## Written task
Below are the records. Gather each line that holds "дислокации".

## Excerpted records
┄┄┄┄┄┄┄┄┄┄┄┄┄┄┄┄┄┄┄┄

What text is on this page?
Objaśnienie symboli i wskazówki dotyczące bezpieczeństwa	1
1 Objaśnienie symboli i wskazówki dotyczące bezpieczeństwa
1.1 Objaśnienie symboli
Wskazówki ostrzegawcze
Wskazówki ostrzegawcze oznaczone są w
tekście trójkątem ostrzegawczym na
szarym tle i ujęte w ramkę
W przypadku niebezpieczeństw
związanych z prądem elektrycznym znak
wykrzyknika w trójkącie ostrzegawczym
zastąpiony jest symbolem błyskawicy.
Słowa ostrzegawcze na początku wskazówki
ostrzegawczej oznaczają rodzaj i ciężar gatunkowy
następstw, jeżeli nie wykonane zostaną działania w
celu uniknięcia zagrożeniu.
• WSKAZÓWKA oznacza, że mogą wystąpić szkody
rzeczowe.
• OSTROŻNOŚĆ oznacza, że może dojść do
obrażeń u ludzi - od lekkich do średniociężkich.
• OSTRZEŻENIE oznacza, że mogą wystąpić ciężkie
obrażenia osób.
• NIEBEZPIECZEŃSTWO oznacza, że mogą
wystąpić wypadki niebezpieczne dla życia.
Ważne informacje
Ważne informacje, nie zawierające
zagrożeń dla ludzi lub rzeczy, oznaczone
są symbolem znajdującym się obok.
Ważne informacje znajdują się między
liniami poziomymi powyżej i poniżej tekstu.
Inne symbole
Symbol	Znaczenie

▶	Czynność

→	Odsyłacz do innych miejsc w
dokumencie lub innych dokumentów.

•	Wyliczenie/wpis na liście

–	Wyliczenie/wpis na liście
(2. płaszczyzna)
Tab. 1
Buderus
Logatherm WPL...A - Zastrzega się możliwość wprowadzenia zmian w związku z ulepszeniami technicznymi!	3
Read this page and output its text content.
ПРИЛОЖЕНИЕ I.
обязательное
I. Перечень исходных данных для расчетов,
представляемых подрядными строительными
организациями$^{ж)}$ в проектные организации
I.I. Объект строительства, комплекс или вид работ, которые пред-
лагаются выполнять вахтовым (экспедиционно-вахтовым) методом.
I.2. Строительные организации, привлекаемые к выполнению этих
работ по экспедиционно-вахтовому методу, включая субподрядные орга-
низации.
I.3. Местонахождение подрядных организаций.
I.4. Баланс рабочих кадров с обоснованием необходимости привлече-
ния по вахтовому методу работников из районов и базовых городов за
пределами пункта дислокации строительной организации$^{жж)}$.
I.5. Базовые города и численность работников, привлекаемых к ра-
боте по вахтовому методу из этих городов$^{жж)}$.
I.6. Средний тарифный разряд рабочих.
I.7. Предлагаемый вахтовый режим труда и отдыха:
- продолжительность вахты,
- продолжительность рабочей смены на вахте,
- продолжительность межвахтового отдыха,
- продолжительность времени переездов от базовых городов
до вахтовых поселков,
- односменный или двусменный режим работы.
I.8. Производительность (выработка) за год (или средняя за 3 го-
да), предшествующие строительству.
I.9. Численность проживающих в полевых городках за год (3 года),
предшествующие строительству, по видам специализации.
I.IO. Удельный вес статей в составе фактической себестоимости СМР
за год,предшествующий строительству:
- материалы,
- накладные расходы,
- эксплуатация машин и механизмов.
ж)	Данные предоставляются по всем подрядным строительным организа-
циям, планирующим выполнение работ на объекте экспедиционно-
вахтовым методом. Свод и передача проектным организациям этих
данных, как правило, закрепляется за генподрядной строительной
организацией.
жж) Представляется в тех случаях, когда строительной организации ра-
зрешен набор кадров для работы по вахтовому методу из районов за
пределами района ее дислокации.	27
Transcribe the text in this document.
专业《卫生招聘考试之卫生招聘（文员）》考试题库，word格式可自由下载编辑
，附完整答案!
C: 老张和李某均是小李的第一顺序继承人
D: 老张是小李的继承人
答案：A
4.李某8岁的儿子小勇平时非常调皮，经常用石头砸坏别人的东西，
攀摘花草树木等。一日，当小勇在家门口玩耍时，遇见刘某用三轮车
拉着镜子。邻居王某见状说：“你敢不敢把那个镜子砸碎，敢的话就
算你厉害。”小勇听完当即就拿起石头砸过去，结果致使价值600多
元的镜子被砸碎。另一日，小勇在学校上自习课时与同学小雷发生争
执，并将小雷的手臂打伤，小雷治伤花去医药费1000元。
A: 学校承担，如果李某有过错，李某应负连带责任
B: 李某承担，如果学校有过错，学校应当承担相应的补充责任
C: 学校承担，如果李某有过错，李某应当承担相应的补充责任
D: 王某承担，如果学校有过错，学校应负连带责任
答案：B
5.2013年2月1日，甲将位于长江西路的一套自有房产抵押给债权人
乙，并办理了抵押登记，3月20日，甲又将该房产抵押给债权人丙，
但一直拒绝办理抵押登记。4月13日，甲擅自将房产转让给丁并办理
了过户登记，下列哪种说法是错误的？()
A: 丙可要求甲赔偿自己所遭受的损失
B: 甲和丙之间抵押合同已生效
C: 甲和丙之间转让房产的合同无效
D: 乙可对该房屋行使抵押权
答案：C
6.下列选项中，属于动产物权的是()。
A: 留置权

┄┄┄┄┄┄┄┄┄┄┄┄┄┄┄┄┄┄┄┄

## The output
пределами пункта дислокации строительной организации$^{жж)}$.
пределами района ее дислокации.	27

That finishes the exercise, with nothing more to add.